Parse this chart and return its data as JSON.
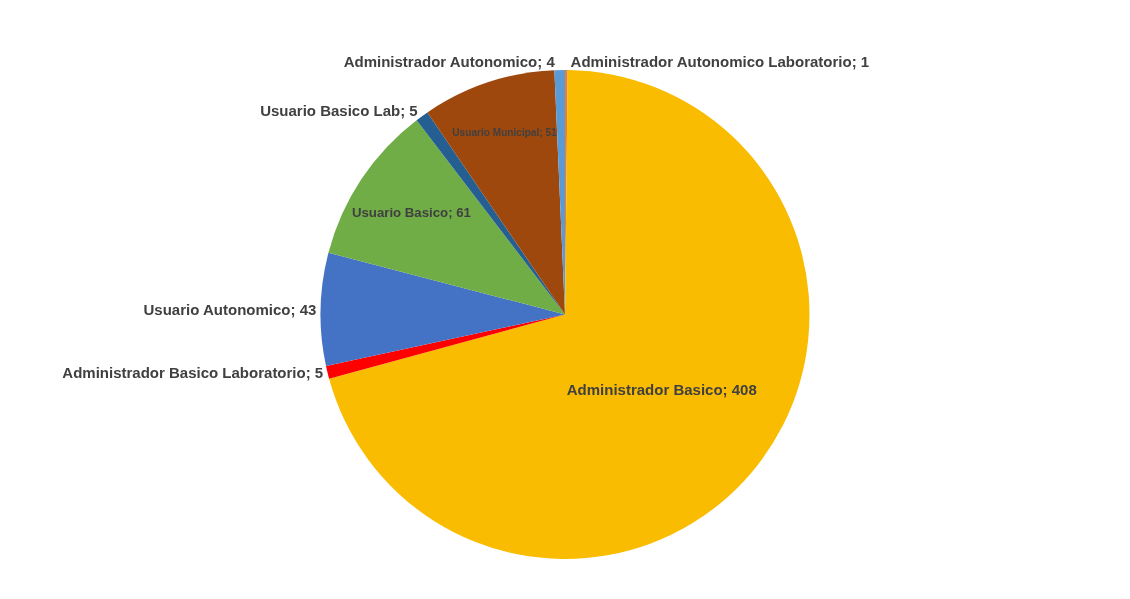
{
  "chart_data": {
    "type": "pie",
    "categories": [
      "Administrador Autonomico Laboratorio; 1",
      "Administrador Basico; 408",
      "Administrador Basico Laboratorio; 5",
      "Usuario Autonomico; 43",
      "Usuario Basico; 61",
      "Usuario Basico Lab; 5",
      "Usuario Municipal; 51",
      "Administrador Autonomico; 4"
    ],
    "values": [
      1,
      408,
      5,
      43,
      61,
      5,
      51,
      4
    ],
    "colors": [
      "#ed7d31",
      "#f9bc00",
      "#ff0000",
      "#4472c4",
      "#70ad47",
      "#255e91",
      "#9e480e",
      "#5b9bd5"
    ],
    "legend": false
  }
}
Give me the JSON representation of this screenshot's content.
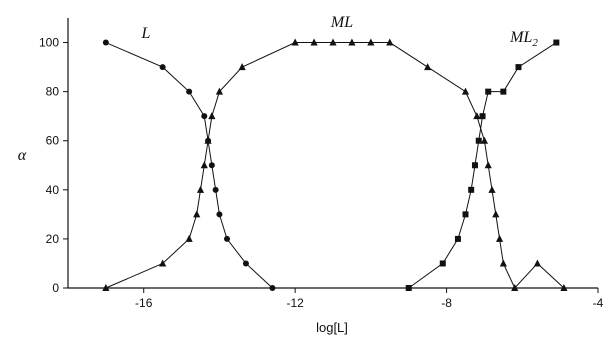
{
  "chart_data": {
    "type": "line",
    "title": "",
    "xlabel": "log[L]",
    "ylabel": "α",
    "xlim": [
      -18,
      -4
    ],
    "ylim": [
      0,
      110
    ],
    "xticks": [
      -16,
      -12,
      -8,
      -4
    ],
    "yticks": [
      0,
      20,
      40,
      60,
      80,
      100
    ],
    "grid": false,
    "series": [
      {
        "name": "L",
        "marker": "circle",
        "x": [
          -17,
          -15.5,
          -14.8,
          -14.4,
          -14.3,
          -14.2,
          -14.1,
          -14.0,
          -13.8,
          -13.3,
          -12.6
        ],
        "y": [
          100,
          90,
          80,
          70,
          60,
          50,
          40,
          30,
          20,
          10,
          0
        ]
      },
      {
        "name": "ML",
        "marker": "triangle",
        "x": [
          -17,
          -15.5,
          -14.8,
          -14.6,
          -14.5,
          -14.4,
          -14.3,
          -14.2,
          -14.0,
          -13.4,
          -12,
          -11.5,
          -11,
          -10.5,
          -10,
          -9.5,
          -8.5,
          -7.5,
          -7.2,
          -7.0,
          -6.9,
          -6.8,
          -6.7,
          -6.6,
          -6.5,
          -6.2,
          -5.6,
          -4.9
        ],
        "y": [
          0,
          10,
          20,
          30,
          40,
          50,
          60,
          70,
          80,
          90,
          100,
          100,
          100,
          100,
          100,
          100,
          90,
          80,
          70,
          60,
          50,
          40,
          30,
          20,
          10,
          0,
          10,
          0
        ]
      },
      {
        "name": "ML₂",
        "marker": "square",
        "x": [
          -9,
          -8.1,
          -7.7,
          -7.5,
          -7.35,
          -7.25,
          -7.15,
          -7.05,
          -6.9,
          -6.5,
          -6.1,
          -5.1
        ],
        "y": [
          0,
          10,
          20,
          30,
          40,
          50,
          60,
          70,
          80,
          80,
          90,
          100
        ]
      }
    ]
  },
  "labels": {
    "L": {
      "main": "L",
      "sub": ""
    },
    "ML": {
      "main": "ML",
      "sub": ""
    },
    "ML2": {
      "main": "ML",
      "sub": "2"
    }
  }
}
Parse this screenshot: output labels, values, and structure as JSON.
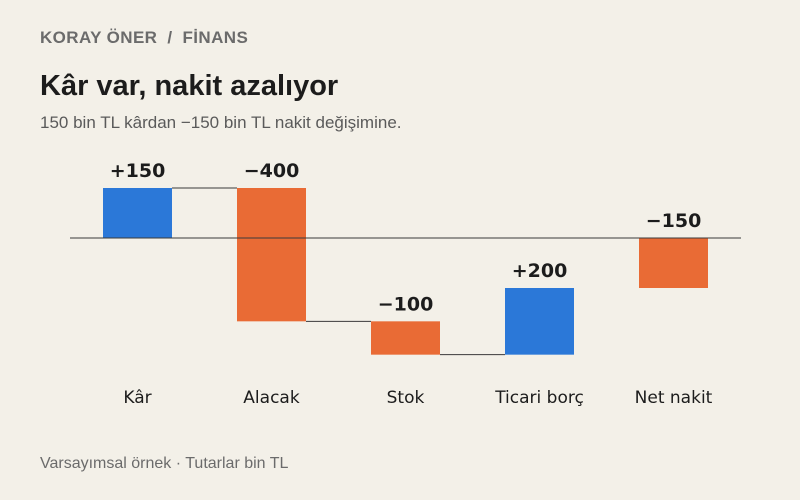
{
  "header": {
    "author": "KORAY ÖNER",
    "separator": "/",
    "section": "FİNANS"
  },
  "title": "Kâr var, nakit azalıyor",
  "subtitle": "150 bin TL kârdan −150 bin TL nakit değişimine.",
  "footer": "Varsayımsal örnek · Tutarlar bin TL",
  "colors": {
    "positive": "#2b78d8",
    "negative": "#e96b35",
    "connector": "#3a3a3a",
    "baseline": "#3a3a3a"
  },
  "chart_data": {
    "type": "waterfall",
    "categories": [
      "Kâr",
      "Alacak",
      "Stok",
      "Ticari borç",
      "Net nakit"
    ],
    "values": [
      150,
      -400,
      -100,
      200,
      -150
    ],
    "value_labels": [
      "+150",
      "−400",
      "−100",
      "+200",
      "−150"
    ],
    "kinds": [
      "delta",
      "delta",
      "delta",
      "delta",
      "total"
    ],
    "ylim": [
      -350,
      150
    ],
    "grid": false,
    "legend": false
  }
}
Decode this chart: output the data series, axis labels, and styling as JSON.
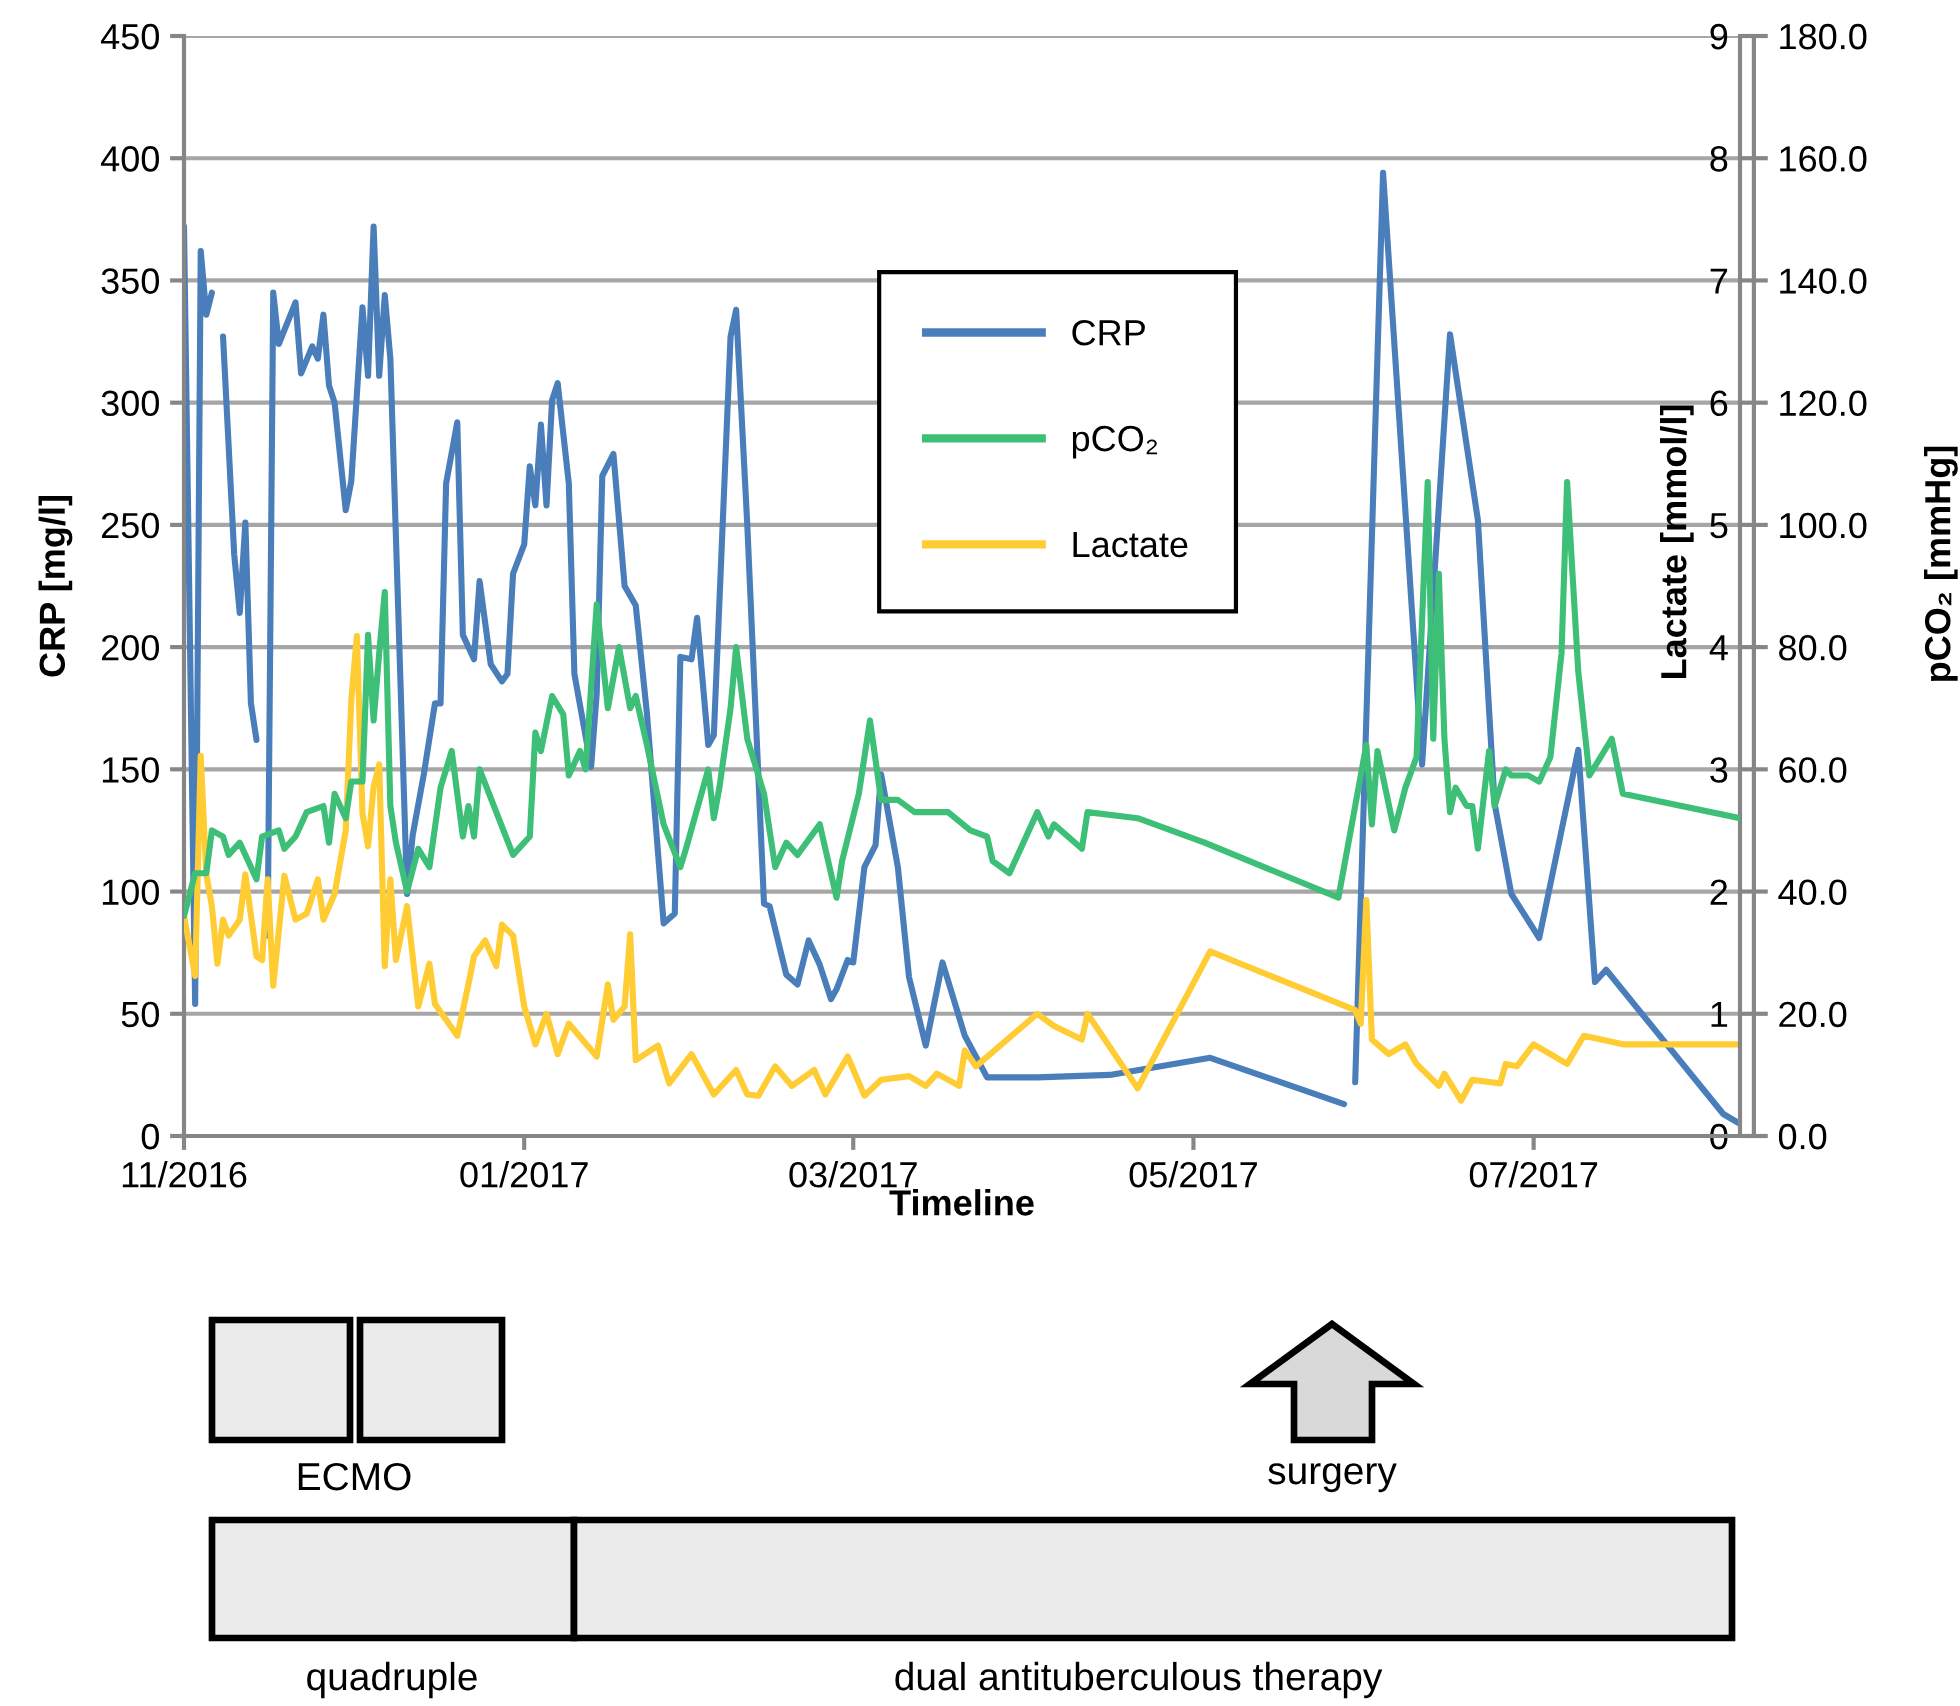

◆ **Short task**
Omit every image. Quote each record exactly.

◆ **Full response**
Parse this chart and return its data as JSON.
{
  "chart_data": {
    "type": "pie",
    "categories": [
      "Administrador Autonomico Laboratorio; 1",
      "Administrador Basico; 408",
      "Administrador Basico Laboratorio; 5",
      "Usuario Autonomico; 43",
      "Usuario Basico; 61",
      "Usuario Basico Lab; 5",
      "Usuario Municipal; 51",
      "Administrador Autonomico; 4"
    ],
    "values": [
      1,
      408,
      5,
      43,
      61,
      5,
      51,
      4
    ],
    "colors": [
      "#ed7d31",
      "#f9bc00",
      "#ff0000",
      "#4472c4",
      "#70ad47",
      "#255e91",
      "#9e480e",
      "#5b9bd5"
    ],
    "legend": false
  }
}
Give me the JSON representation of this screenshot's content.
{
  "chart_data": {
    "type": "line",
    "title": "",
    "xlabel": "log[L]",
    "ylabel": "α",
    "xlim": [
      -18,
      -4
    ],
    "ylim": [
      0,
      110
    ],
    "xticks": [
      -16,
      -12,
      -8,
      -4
    ],
    "yticks": [
      0,
      20,
      40,
      60,
      80,
      100
    ],
    "grid": false,
    "series": [
      {
        "name": "L",
        "marker": "circle",
        "x": [
          -17,
          -15.5,
          -14.8,
          -14.4,
          -14.3,
          -14.2,
          -14.1,
          -14.0,
          -13.8,
          -13.3,
          -12.6
        ],
        "y": [
          100,
          90,
          80,
          70,
          60,
          50,
          40,
          30,
          20,
          10,
          0
        ]
      },
      {
        "name": "ML",
        "marker": "triangle",
        "x": [
          -17,
          -15.5,
          -14.8,
          -14.6,
          -14.5,
          -14.4,
          -14.3,
          -14.2,
          -14.0,
          -13.4,
          -12,
          -11.5,
          -11,
          -10.5,
          -10,
          -9.5,
          -8.5,
          -7.5,
          -7.2,
          -7.0,
          -6.9,
          -6.8,
          -6.7,
          -6.6,
          -6.5,
          -6.2,
          -5.6,
          -4.9
        ],
        "y": [
          0,
          10,
          20,
          30,
          40,
          50,
          60,
          70,
          80,
          90,
          100,
          100,
          100,
          100,
          100,
          100,
          90,
          80,
          70,
          60,
          50,
          40,
          30,
          20,
          10,
          0,
          10,
          0
        ]
      },
      {
        "name": "ML₂",
        "marker": "square",
        "x": [
          -9,
          -8.1,
          -7.7,
          -7.5,
          -7.35,
          -7.25,
          -7.15,
          -7.05,
          -6.9,
          -6.5,
          -6.1,
          -5.1
        ],
        "y": [
          0,
          10,
          20,
          30,
          40,
          50,
          60,
          70,
          80,
          80,
          90,
          100
        ]
      }
    ]
  },
  "labels": {
    "L": {
      "main": "L",
      "sub": ""
    },
    "ML": {
      "main": "ML",
      "sub": ""
    },
    "ML2": {
      "main": "ML",
      "sub": "2"
    }
  }
}
Parse this screenshot: output labels, values, and structure as JSON.
{
  "header": {
    "author": "KORAY ÖNER",
    "separator": "/",
    "section": "FİNANS"
  },
  "title": "Kâr var, nakit azalıyor",
  "subtitle": "150 bin TL kârdan −150 bin TL nakit değişimine.",
  "footer": "Varsayımsal örnek · Tutarlar bin TL",
  "colors": {
    "positive": "#2b78d8",
    "negative": "#e96b35",
    "connector": "#3a3a3a",
    "baseline": "#3a3a3a"
  },
  "chart_data": {
    "type": "waterfall",
    "categories": [
      "Kâr",
      "Alacak",
      "Stok",
      "Ticari borç",
      "Net nakit"
    ],
    "values": [
      150,
      -400,
      -100,
      200,
      -150
    ],
    "value_labels": [
      "+150",
      "−400",
      "−100",
      "+200",
      "−150"
    ],
    "kinds": [
      "delta",
      "delta",
      "delta",
      "delta",
      "total"
    ],
    "ylim": [
      -350,
      150
    ],
    "grid": false,
    "legend": false
  }
}
Decode this chart: output the data series, axis labels, and styling as JSON.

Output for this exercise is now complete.